═════ Records supplied

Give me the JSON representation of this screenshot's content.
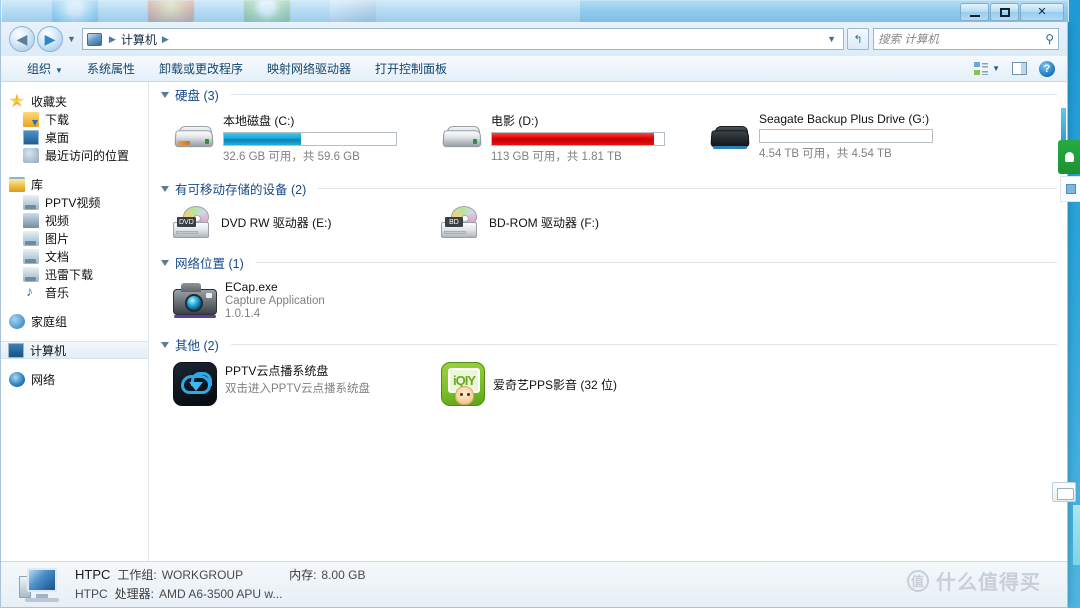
{
  "window": {
    "title": "计算机",
    "controls": {
      "minimize": "–",
      "maximize": "□",
      "close": "✕"
    }
  },
  "address_bar": {
    "back_label": "◀",
    "forward_label": "▶",
    "history_caret": "▼",
    "breadcrumb": {
      "root_icon": "computer-icon",
      "sep": "▶",
      "path": "计算机",
      "tail_sep": "▶"
    },
    "path_dropdown": "▼",
    "refresh_label": "↰",
    "search": {
      "placeholder": "搜索 计算机",
      "icon": "search-icon"
    }
  },
  "toolbar": {
    "items": [
      {
        "label": "组织",
        "has_caret": true
      },
      {
        "label": "系统属性",
        "has_caret": false
      },
      {
        "label": "卸载或更改程序",
        "has_caret": false
      },
      {
        "label": "映射网络驱动器",
        "has_caret": false
      },
      {
        "label": "打开控制面板",
        "has_caret": false
      }
    ],
    "caret": "▼",
    "view_button": "change-view",
    "preview_pane_button": "preview-pane",
    "help_button": "?"
  },
  "sidebar": {
    "groups": [
      {
        "root": {
          "label": "收藏夹",
          "icon": "star-icon"
        },
        "children": [
          {
            "label": "下载",
            "icon": "download-icon"
          },
          {
            "label": "桌面",
            "icon": "desktop-icon"
          },
          {
            "label": "最近访问的位置",
            "icon": "recent-places-icon"
          }
        ]
      },
      {
        "root": {
          "label": "库",
          "icon": "library-icon"
        },
        "children": [
          {
            "label": "PPTV视频",
            "icon": "library-folder-icon"
          },
          {
            "label": "视频",
            "icon": "video-library-icon"
          },
          {
            "label": "图片",
            "icon": "pictures-library-icon"
          },
          {
            "label": "文档",
            "icon": "documents-library-icon"
          },
          {
            "label": "迅雷下载",
            "icon": "library-folder-icon"
          },
          {
            "label": "音乐",
            "icon": "music-note-icon"
          }
        ]
      },
      {
        "root": {
          "label": "家庭组",
          "icon": "homegroup-icon"
        },
        "children": []
      },
      {
        "root": {
          "label": "计算机",
          "icon": "computer-icon",
          "selected": true
        },
        "children": []
      },
      {
        "root": {
          "label": "网络",
          "icon": "network-icon"
        },
        "children": []
      }
    ]
  },
  "sections": [
    {
      "title": "硬盘 (3)",
      "kind": "drives",
      "items": [
        {
          "name": "本地磁盘 (C:)",
          "capacity_text": "32.6 GB 可用，共 59.6 GB",
          "free": "32.6 GB",
          "total": "59.6 GB",
          "used_percent": 45,
          "bar_color": "#0d7fb4",
          "bar_state": "blue",
          "icon": "hard-drive-icon"
        },
        {
          "name": "电影 (D:)",
          "capacity_text": "113 GB 可用，共 1.81 TB",
          "free": "113 GB",
          "total": "1.81 TB",
          "used_percent": 94,
          "bar_color": "#c40000",
          "bar_state": "red",
          "icon": "hard-drive-icon"
        },
        {
          "name": "Seagate Backup Plus Drive (G:)",
          "capacity_text": "4.54 TB 可用，共 4.54 TB",
          "free": "4.54 TB",
          "total": "4.54 TB",
          "used_percent": 0,
          "bar_color": "#ffffff",
          "bar_state": "empty",
          "icon": "external-drive-icon"
        }
      ]
    },
    {
      "title": "有可移动存储的设备 (2)",
      "kind": "removable",
      "items": [
        {
          "name": "DVD RW 驱动器 (E:)",
          "badge": "DVD",
          "icon": "dvd-drive-icon"
        },
        {
          "name": "BD-ROM 驱动器 (F:)",
          "badge": "BD",
          "icon": "bd-drive-icon"
        }
      ]
    },
    {
      "title": "网络位置 (1)",
      "kind": "network",
      "items": [
        {
          "name": "ECap.exe",
          "line2": "Capture Application",
          "line3": "1.0.1.4",
          "icon": "camera-icon"
        }
      ]
    },
    {
      "title": "其他 (2)",
      "kind": "other",
      "items": [
        {
          "name": "PPTV云点播系统盘",
          "line2": "双击进入PPTV云点播系统盘",
          "icon": "pptv-cloud-icon"
        },
        {
          "name": "爱奇艺PPS影音 (32 位)",
          "line2": "",
          "icon": "iqiyi-icon"
        }
      ]
    }
  ],
  "status_bar": {
    "computer_name": "HTPC",
    "workgroup_label": "工作组:",
    "workgroup_value": "WORKGROUP",
    "memory_label": "内存:",
    "memory_value": "8.00 GB",
    "second_name": "HTPC",
    "processor_label": "处理器:",
    "processor_value": "AMD A6-3500 APU w..."
  },
  "watermark": {
    "badge": "值",
    "text": "什么值得买"
  }
}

══════════

*Directions for this task*: Repeat the records above verbatim, with no pictures in the result.

*Result of the task*:
Give me the JSON representation of this screenshot's content.
{
  "window": {
    "title": "计算机",
    "controls": {
      "minimize": "–",
      "maximize": "□",
      "close": "✕"
    }
  },
  "address_bar": {
    "back_label": "◀",
    "forward_label": "▶",
    "history_caret": "▼",
    "breadcrumb": {
      "root_icon": "computer-icon",
      "sep": "▶",
      "path": "计算机",
      "tail_sep": "▶"
    },
    "path_dropdown": "▼",
    "refresh_label": "↰",
    "search": {
      "placeholder": "搜索 计算机",
      "icon": "search-icon"
    }
  },
  "toolbar": {
    "items": [
      {
        "label": "组织",
        "has_caret": true
      },
      {
        "label": "系统属性",
        "has_caret": false
      },
      {
        "label": "卸载或更改程序",
        "has_caret": false
      },
      {
        "label": "映射网络驱动器",
        "has_caret": false
      },
      {
        "label": "打开控制面板",
        "has_caret": false
      }
    ],
    "caret": "▼",
    "view_button": "change-view",
    "preview_pane_button": "preview-pane",
    "help_button": "?"
  },
  "sidebar": {
    "groups": [
      {
        "root": {
          "label": "收藏夹",
          "icon": "star-icon"
        },
        "children": [
          {
            "label": "下载",
            "icon": "download-icon"
          },
          {
            "label": "桌面",
            "icon": "desktop-icon"
          },
          {
            "label": "最近访问的位置",
            "icon": "recent-places-icon"
          }
        ]
      },
      {
        "root": {
          "label": "库",
          "icon": "library-icon"
        },
        "children": [
          {
            "label": "PPTV视频",
            "icon": "library-folder-icon"
          },
          {
            "label": "视频",
            "icon": "video-library-icon"
          },
          {
            "label": "图片",
            "icon": "pictures-library-icon"
          },
          {
            "label": "文档",
            "icon": "documents-library-icon"
          },
          {
            "label": "迅雷下载",
            "icon": "library-folder-icon"
          },
          {
            "label": "音乐",
            "icon": "music-note-icon"
          }
        ]
      },
      {
        "root": {
          "label": "家庭组",
          "icon": "homegroup-icon"
        },
        "children": []
      },
      {
        "root": {
          "label": "计算机",
          "icon": "computer-icon",
          "selected": true
        },
        "children": []
      },
      {
        "root": {
          "label": "网络",
          "icon": "network-icon"
        },
        "children": []
      }
    ]
  },
  "sections": [
    {
      "title": "硬盘 (3)",
      "kind": "drives",
      "items": [
        {
          "name": "本地磁盘 (C:)",
          "capacity_text": "32.6 GB 可用，共 59.6 GB",
          "free": "32.6 GB",
          "total": "59.6 GB",
          "used_percent": 45,
          "bar_color": "#0d7fb4",
          "bar_state": "blue",
          "icon": "hard-drive-icon"
        },
        {
          "name": "电影 (D:)",
          "capacity_text": "113 GB 可用，共 1.81 TB",
          "free": "113 GB",
          "total": "1.81 TB",
          "used_percent": 94,
          "bar_color": "#c40000",
          "bar_state": "red",
          "icon": "hard-drive-icon"
        },
        {
          "name": "Seagate Backup Plus Drive (G:)",
          "capacity_text": "4.54 TB 可用，共 4.54 TB",
          "free": "4.54 TB",
          "total": "4.54 TB",
          "used_percent": 0,
          "bar_color": "#ffffff",
          "bar_state": "empty",
          "icon": "external-drive-icon"
        }
      ]
    },
    {
      "title": "有可移动存储的设备 (2)",
      "kind": "removable",
      "items": [
        {
          "name": "DVD RW 驱动器 (E:)",
          "badge": "DVD",
          "icon": "dvd-drive-icon"
        },
        {
          "name": "BD-ROM 驱动器 (F:)",
          "badge": "BD",
          "icon": "bd-drive-icon"
        }
      ]
    },
    {
      "title": "网络位置 (1)",
      "kind": "network",
      "items": [
        {
          "name": "ECap.exe",
          "line2": "Capture Application",
          "line3": "1.0.1.4",
          "icon": "camera-icon"
        }
      ]
    },
    {
      "title": "其他 (2)",
      "kind": "other",
      "items": [
        {
          "name": "PPTV云点播系统盘",
          "line2": "双击进入PPTV云点播系统盘",
          "icon": "pptv-cloud-icon"
        },
        {
          "name": "爱奇艺PPS影音 (32 位)",
          "line2": "",
          "icon": "iqiyi-icon"
        }
      ]
    }
  ],
  "status_bar": {
    "computer_name": "HTPC",
    "workgroup_label": "工作组:",
    "workgroup_value": "WORKGROUP",
    "memory_label": "内存:",
    "memory_value": "8.00 GB",
    "second_name": "HTPC",
    "processor_label": "处理器:",
    "processor_value": "AMD A6-3500 APU w..."
  },
  "watermark": {
    "badge": "值",
    "text": "什么值得买"
  }
}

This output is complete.